____ Quoted text

Compress - Run Length Encoding

Requirement

To develop a pair of functions compress and decompress which act on strings and return strings. The compress function should reduce the length of a string for at least some inputs. Decompress should "undo" compress in all cases. We shall define a pair of functions compress and decompress and prove that:

decompress compress l = l          for all l

Algorithm

The compress function replaces sequences with repeated characters by (character, count) pairs. The count must be coded into ASCII to allow a string to be returned.

Decomposition of compress

We will pipe the input string through a number of functions. This explained most easily by example.

"abbaiiiiiiiiiiiiiiiiiiiiiiiiiii...i" {500 i's}We explode the string
-> ["a","b","b","a","i","i",..."i"]
Repeated characters are replaced by (char * int) pairs
-> [("a",1),("b",2),("a",1),("i",500)]
All tuples must be split so that all numbers are between 0 and 255
-> [("a",1),("b",2),("a",1),("i",255),("i",245)]
The list of tuples is homogenised to a list of characters
-> ["a",chr 1,"b",chr 2,"a", chr 1,"i",chr 255,"i",chr 245]
The list is imploded
-> "a\1b\2a\1i\255i\245"
These functions are to be named explode, cr, limit 255, homog, and implode respectively
The function decompress is slightly. The stages in decompress are explode, dehomog, dc and implode
val compress = implode o homog o (limit 255) o cr o explode;
val decompress = implode o dc o dehomog o explode;
The main proofs required are:
dc(cr l) 		= l
dc(limit m l) 	= dc l
unhomog(homog l) 	= l
Functions cr, cd and dc
At the core there are two complementary functions cr and dc.

________

## To-do list
1) Answer these questions from the run length encoding page, one line each, marked (a), (b), (c):
(a) What does the compress function replace sequences of repeated characters with?
(b) Into which two tuples is the pair ("i",500) split?
(c) Which functions make up compress, in the order the input is piped through them?
2) Decide whether each statement agrees with the run length encoding page. Mark each answer (a), (b), (c), give yes or no, and quote the words of the page that settle it.
(a) Decompress must undo compress for every input.
(b) After splitting, every count in the tuples lies between 0 and 1000.
(c) The counts stay as plain integers in the string that compress returns.
3) Write the next part of the run length encoding page, starting after its final sentence.

____ Data shown

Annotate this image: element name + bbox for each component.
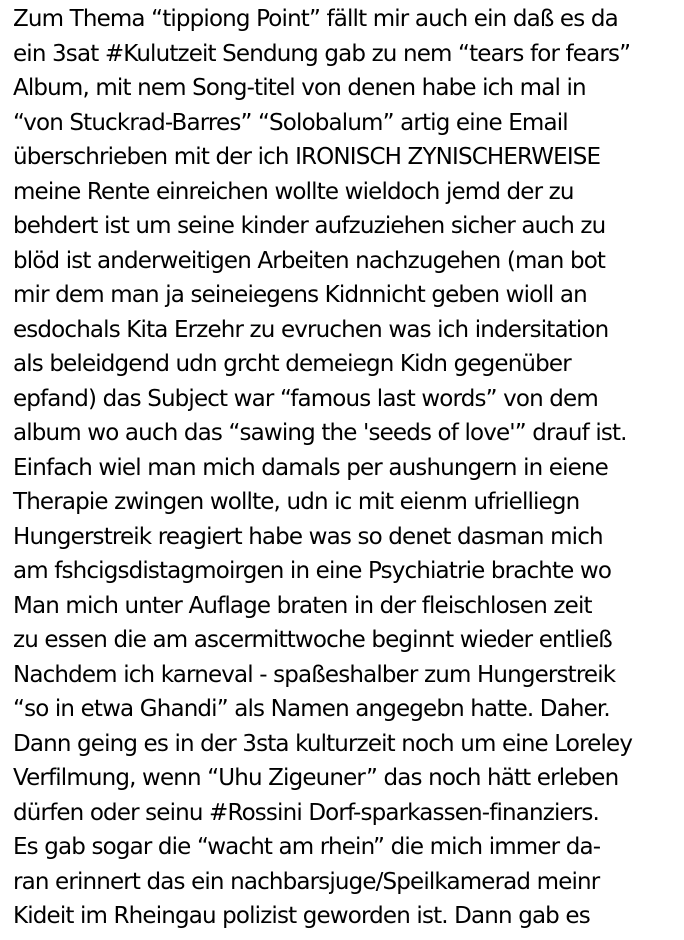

________

## Replies
1)
(a) (character, count) pairs
(b) ("i",255) and ("i",245)
(c) explode, cr, limit 255, homog, implode

2)
(a) Yes: "Decompress should "undo" compress in all cases."
(b) No: "All tuples must be split so that all numbers are between 0 and 255"
(c) No: "The count must be coded into ASCII to allow a string to be returned."

3)
cr : 'a list -> ('a * int) list
dc : ('a * int) list -> 'a list
The intended behaviour of these functions can be seen best by example:
cr["a","a","b","b","b","c"] = [("a",2),("b",3),("c",1)]
dc[("x",2),("y",1)] = ["x","x","y"]
The function dc is very straight forward and may be coded immediately:
fun dc nil = nil						[d1]
|   dc((c,0)::t) = dc t					[d2]
|   dc((c,n)::t) = c::dc((c,n-1)::t);		[d3]
The function cr may defined by means of function cd which has two accumulating parameters c and n. c is the "current" character, n is the number of occurrences so far.
fun cr nil = nil
|   cr(h::t) = let
    fun cd (c,n) nil = [(c,n)]
    |   cd (c,n) (c'::t) = if c=c' then cd (c,n+1) t
                                   else (c,n)::(cd (c',1) t )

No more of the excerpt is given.